Bring together all lines of the material below that contain the string "JSON".

[Collected data entries]
----

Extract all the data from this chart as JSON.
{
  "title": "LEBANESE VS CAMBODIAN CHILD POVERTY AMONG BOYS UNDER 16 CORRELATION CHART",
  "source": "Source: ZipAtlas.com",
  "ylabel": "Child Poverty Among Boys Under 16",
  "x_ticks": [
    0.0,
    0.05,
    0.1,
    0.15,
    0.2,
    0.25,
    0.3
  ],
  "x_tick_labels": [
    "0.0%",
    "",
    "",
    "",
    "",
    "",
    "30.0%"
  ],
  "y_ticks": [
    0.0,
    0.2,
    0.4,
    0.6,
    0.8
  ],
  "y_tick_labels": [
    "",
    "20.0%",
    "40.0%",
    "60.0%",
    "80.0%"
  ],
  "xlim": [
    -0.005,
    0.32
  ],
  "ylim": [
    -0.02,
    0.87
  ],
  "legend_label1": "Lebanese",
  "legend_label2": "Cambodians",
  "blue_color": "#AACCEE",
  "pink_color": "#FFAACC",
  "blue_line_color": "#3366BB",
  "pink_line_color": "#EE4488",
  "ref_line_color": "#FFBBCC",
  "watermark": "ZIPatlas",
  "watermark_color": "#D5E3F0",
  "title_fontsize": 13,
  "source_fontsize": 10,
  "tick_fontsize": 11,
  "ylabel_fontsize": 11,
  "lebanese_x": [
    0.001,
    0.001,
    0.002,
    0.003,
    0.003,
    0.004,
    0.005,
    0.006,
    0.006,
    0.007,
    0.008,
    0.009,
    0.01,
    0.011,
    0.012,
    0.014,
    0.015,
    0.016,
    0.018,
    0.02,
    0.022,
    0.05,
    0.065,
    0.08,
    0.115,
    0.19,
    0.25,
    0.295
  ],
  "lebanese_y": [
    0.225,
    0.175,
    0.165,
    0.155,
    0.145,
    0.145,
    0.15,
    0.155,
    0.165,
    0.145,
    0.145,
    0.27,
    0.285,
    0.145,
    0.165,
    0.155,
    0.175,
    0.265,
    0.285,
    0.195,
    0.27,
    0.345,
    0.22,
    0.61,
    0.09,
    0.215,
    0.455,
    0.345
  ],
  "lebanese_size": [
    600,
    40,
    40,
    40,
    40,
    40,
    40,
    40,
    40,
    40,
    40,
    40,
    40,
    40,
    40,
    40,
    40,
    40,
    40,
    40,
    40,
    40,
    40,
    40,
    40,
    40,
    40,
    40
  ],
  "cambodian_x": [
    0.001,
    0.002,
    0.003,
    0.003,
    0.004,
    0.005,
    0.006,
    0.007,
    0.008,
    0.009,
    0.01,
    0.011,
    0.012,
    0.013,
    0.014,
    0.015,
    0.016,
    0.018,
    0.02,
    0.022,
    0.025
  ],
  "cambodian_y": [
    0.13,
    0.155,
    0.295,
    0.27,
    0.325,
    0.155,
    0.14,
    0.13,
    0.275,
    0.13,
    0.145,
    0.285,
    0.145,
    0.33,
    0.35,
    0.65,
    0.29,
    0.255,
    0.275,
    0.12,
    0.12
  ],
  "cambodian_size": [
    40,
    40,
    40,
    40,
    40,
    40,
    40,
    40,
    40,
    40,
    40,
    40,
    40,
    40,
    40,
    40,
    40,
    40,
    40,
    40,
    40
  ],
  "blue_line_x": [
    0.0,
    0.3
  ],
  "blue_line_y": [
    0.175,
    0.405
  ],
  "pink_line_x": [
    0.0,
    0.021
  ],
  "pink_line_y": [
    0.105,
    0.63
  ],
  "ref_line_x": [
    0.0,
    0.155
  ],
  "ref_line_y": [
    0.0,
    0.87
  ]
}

----

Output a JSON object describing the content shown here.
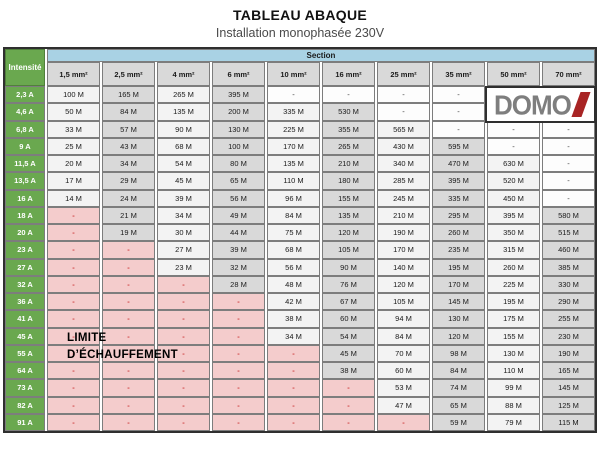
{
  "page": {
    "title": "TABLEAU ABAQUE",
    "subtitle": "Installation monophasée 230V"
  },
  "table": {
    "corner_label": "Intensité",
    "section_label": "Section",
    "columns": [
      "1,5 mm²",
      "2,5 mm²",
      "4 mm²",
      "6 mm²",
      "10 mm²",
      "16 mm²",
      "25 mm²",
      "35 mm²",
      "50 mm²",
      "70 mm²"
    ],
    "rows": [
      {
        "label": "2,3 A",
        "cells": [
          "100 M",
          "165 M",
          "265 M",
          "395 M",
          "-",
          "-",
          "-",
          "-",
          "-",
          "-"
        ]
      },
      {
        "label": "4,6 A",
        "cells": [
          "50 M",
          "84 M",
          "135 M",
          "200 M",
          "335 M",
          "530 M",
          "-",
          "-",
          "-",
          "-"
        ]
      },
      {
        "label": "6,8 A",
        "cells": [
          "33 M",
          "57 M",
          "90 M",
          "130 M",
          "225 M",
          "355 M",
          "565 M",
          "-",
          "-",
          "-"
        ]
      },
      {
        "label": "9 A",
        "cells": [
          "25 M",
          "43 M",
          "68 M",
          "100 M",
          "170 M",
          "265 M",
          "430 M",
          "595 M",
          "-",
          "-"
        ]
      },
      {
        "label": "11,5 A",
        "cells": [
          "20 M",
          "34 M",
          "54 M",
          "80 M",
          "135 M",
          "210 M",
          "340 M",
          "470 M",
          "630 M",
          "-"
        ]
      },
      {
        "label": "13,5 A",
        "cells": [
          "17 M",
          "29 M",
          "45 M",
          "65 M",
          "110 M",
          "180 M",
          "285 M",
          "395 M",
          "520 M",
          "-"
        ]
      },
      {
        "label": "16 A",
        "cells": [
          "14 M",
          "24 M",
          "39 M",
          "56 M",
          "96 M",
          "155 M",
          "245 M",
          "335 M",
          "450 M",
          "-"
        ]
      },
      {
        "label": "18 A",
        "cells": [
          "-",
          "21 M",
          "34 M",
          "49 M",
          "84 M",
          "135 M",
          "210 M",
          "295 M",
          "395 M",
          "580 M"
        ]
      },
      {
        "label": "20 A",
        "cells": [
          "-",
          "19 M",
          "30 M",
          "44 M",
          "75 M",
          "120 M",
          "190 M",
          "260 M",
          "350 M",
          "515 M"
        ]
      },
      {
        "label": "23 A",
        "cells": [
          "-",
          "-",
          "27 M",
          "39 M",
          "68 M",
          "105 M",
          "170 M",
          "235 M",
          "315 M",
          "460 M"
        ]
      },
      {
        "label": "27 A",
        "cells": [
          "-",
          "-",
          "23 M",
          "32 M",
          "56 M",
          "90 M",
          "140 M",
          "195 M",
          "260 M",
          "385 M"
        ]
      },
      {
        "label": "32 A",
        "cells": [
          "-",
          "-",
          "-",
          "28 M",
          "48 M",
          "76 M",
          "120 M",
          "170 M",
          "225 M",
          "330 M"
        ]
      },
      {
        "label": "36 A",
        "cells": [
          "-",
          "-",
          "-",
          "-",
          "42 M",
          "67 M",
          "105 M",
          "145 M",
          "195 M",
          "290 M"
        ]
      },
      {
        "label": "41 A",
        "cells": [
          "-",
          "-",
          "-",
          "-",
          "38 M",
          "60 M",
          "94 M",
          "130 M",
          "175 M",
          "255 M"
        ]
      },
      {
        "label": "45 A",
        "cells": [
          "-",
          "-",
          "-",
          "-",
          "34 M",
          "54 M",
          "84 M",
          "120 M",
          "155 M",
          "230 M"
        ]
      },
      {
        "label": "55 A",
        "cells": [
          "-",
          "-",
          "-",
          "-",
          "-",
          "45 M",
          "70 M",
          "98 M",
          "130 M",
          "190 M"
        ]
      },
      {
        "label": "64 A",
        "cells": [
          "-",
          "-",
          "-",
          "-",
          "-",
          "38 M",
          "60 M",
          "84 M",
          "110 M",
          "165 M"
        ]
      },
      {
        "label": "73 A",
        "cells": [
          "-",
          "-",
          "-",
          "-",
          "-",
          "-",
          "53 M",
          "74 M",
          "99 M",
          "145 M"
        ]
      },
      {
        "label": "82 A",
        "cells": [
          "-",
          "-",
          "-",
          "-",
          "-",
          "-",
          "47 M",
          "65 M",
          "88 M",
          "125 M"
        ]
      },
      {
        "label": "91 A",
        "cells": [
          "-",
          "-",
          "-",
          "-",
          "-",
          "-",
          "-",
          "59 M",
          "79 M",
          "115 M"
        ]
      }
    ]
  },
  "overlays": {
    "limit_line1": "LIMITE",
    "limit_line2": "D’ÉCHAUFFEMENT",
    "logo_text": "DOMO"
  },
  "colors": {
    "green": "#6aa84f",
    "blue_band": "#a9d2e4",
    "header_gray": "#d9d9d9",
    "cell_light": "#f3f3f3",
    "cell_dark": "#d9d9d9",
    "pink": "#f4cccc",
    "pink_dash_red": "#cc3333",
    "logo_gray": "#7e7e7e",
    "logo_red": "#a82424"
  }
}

----

### Task result
Extract all the data from this chart as JSON.
Output a JSON object describing the content shown here.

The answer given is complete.